## begin

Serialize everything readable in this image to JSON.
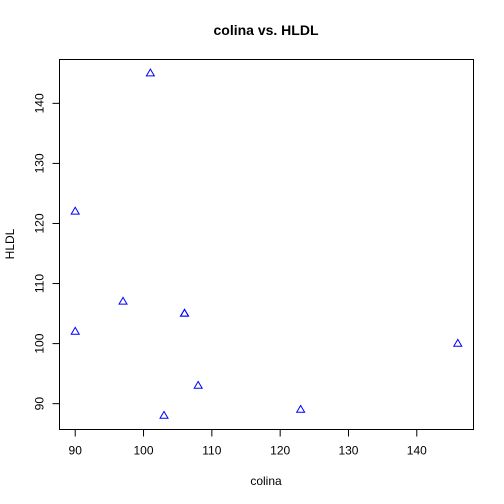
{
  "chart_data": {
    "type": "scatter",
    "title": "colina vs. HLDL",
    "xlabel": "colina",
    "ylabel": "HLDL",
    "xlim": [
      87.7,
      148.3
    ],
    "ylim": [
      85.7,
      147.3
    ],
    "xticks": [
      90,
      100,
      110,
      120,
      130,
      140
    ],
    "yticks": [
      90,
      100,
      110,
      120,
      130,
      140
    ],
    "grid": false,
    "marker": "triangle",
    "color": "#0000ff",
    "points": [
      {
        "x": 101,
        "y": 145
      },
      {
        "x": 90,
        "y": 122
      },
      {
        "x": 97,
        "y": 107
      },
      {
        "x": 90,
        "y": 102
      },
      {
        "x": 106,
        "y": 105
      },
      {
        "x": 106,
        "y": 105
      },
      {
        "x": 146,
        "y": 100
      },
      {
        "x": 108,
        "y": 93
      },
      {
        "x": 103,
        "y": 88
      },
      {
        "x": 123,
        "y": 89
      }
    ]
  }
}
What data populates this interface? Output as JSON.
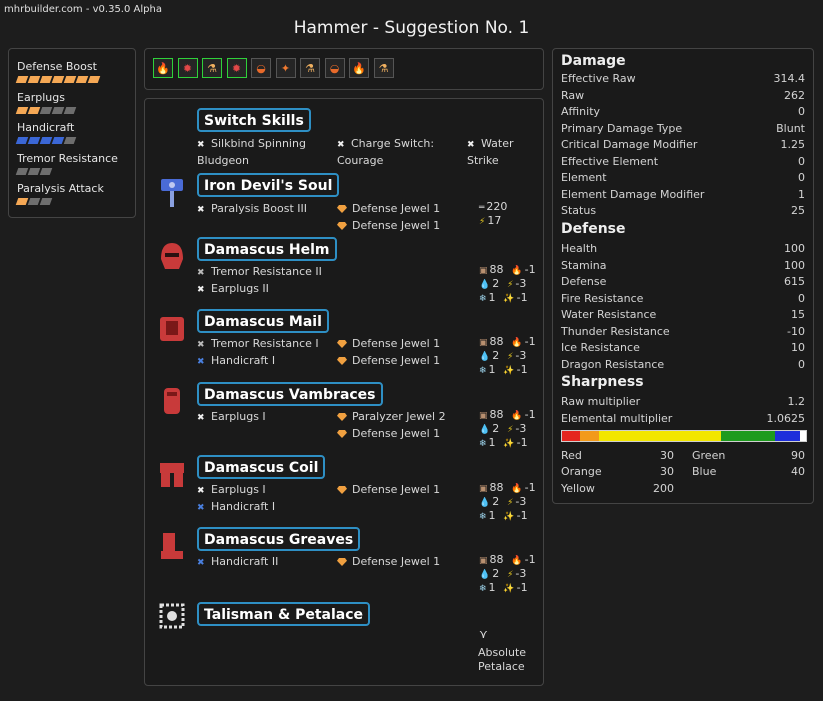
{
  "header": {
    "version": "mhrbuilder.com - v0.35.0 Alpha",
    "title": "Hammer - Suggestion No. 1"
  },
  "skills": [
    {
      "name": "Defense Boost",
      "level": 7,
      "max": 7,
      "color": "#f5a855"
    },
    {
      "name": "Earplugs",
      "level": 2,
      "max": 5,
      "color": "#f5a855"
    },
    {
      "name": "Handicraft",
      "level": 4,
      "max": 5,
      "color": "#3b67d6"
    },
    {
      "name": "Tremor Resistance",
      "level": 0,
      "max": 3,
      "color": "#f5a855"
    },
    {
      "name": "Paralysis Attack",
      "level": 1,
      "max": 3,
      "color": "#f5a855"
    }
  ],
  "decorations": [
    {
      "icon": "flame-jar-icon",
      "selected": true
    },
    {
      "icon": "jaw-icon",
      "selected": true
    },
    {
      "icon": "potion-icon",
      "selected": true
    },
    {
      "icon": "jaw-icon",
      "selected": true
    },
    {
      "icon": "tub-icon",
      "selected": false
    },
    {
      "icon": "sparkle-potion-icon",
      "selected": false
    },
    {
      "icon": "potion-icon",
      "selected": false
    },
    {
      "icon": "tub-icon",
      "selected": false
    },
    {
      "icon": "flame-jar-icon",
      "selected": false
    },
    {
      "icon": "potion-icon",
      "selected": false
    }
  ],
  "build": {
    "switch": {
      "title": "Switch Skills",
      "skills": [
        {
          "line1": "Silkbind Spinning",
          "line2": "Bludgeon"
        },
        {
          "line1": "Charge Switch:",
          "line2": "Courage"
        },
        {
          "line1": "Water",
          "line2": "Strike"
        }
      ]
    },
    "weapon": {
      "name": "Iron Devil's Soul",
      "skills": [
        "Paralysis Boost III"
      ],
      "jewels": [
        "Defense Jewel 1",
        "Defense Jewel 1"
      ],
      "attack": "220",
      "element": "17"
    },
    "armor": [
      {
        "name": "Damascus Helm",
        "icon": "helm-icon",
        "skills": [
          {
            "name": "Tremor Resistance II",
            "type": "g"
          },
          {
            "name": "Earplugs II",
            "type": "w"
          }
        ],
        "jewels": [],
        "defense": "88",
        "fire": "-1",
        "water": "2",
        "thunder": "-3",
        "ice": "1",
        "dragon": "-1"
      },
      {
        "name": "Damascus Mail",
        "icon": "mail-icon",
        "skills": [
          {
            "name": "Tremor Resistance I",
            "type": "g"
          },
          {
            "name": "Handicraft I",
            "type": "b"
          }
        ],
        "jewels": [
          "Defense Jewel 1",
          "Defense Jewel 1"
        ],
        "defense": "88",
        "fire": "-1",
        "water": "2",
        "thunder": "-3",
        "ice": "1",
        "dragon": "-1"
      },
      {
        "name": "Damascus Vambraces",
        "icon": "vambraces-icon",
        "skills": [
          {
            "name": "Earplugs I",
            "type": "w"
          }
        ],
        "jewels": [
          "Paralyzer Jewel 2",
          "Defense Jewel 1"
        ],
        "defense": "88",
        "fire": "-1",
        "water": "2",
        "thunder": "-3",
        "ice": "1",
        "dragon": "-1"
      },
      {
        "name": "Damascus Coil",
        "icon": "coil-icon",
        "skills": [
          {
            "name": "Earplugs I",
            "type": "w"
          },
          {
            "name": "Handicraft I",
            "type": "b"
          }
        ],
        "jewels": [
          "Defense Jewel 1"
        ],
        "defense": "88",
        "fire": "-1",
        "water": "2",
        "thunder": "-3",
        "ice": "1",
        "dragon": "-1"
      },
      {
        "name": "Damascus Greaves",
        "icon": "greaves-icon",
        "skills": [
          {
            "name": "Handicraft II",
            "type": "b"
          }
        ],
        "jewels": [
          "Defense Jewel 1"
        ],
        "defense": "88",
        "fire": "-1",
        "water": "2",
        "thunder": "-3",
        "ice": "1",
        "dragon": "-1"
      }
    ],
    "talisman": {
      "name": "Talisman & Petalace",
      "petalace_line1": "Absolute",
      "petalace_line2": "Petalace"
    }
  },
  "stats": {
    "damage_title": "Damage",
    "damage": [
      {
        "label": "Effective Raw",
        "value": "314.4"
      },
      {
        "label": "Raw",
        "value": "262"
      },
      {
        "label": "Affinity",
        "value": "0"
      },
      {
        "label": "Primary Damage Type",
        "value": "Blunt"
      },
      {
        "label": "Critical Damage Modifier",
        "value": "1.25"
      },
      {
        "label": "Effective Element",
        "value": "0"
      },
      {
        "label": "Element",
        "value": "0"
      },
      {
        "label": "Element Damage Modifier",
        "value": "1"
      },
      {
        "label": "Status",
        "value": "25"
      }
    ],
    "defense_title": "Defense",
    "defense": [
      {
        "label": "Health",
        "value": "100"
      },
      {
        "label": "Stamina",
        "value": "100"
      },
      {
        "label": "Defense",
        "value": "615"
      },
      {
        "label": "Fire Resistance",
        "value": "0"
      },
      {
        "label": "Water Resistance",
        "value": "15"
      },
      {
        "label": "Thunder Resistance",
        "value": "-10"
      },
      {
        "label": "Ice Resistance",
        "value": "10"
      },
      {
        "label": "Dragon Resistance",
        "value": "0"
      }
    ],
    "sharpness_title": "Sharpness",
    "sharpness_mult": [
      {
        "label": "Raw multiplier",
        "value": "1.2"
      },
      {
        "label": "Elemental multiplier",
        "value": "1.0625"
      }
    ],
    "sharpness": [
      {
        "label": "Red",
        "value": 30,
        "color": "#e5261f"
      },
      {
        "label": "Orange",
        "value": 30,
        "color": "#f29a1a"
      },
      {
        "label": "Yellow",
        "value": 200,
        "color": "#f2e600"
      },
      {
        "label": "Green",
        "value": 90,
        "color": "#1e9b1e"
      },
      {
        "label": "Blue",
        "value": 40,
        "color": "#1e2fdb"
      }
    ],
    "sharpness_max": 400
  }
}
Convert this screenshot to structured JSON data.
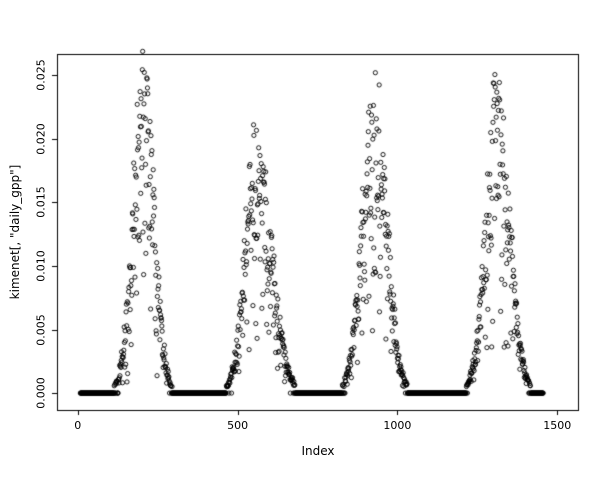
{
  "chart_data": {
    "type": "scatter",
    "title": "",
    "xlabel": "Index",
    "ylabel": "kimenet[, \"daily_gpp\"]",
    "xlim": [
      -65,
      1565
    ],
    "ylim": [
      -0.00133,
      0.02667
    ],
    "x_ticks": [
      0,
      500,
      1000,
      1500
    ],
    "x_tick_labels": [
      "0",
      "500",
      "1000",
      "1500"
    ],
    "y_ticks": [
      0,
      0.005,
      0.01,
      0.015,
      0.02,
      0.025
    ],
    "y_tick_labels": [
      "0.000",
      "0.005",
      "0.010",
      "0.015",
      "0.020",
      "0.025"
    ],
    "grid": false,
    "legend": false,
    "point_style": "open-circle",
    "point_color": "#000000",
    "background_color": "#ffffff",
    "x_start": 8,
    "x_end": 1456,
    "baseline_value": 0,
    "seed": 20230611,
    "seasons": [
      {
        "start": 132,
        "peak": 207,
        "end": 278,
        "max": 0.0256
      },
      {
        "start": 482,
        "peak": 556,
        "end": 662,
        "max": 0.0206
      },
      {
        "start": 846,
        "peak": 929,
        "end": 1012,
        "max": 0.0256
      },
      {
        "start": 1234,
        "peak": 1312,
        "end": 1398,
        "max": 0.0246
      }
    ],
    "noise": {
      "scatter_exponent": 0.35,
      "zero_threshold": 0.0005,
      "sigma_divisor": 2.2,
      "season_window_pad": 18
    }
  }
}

## end

• Request: Write out exactly the lines from the line containing "Convert this screenshot" through the last line of the listing above, please, and leave out any pictures.

• Response to the exercise:
Convert this screenshot to structured JSON data.
{
  "chart_data": {
    "type": "scatter",
    "title": "",
    "xlabel": "Index",
    "ylabel": "kimenet[, \"daily_gpp\"]",
    "xlim": [
      -65,
      1565
    ],
    "ylim": [
      -0.00133,
      0.02667
    ],
    "x_ticks": [
      0,
      500,
      1000,
      1500
    ],
    "x_tick_labels": [
      "0",
      "500",
      "1000",
      "1500"
    ],
    "y_ticks": [
      0,
      0.005,
      0.01,
      0.015,
      0.02,
      0.025
    ],
    "y_tick_labels": [
      "0.000",
      "0.005",
      "0.010",
      "0.015",
      "0.020",
      "0.025"
    ],
    "grid": false,
    "legend": false,
    "point_style": "open-circle",
    "point_color": "#000000",
    "background_color": "#ffffff",
    "x_start": 8,
    "x_end": 1456,
    "baseline_value": 0,
    "seed": 20230611,
    "seasons": [
      {
        "start": 132,
        "peak": 207,
        "end": 278,
        "max": 0.0256
      },
      {
        "start": 482,
        "peak": 556,
        "end": 662,
        "max": 0.0206
      },
      {
        "start": 846,
        "peak": 929,
        "end": 1012,
        "max": 0.0256
      },
      {
        "start": 1234,
        "peak": 1312,
        "end": 1398,
        "max": 0.0246
      }
    ],
    "noise": {
      "scatter_exponent": 0.35,
      "zero_threshold": 0.0005,
      "sigma_divisor": 2.2,
      "season_window_pad": 18
    }
  }
}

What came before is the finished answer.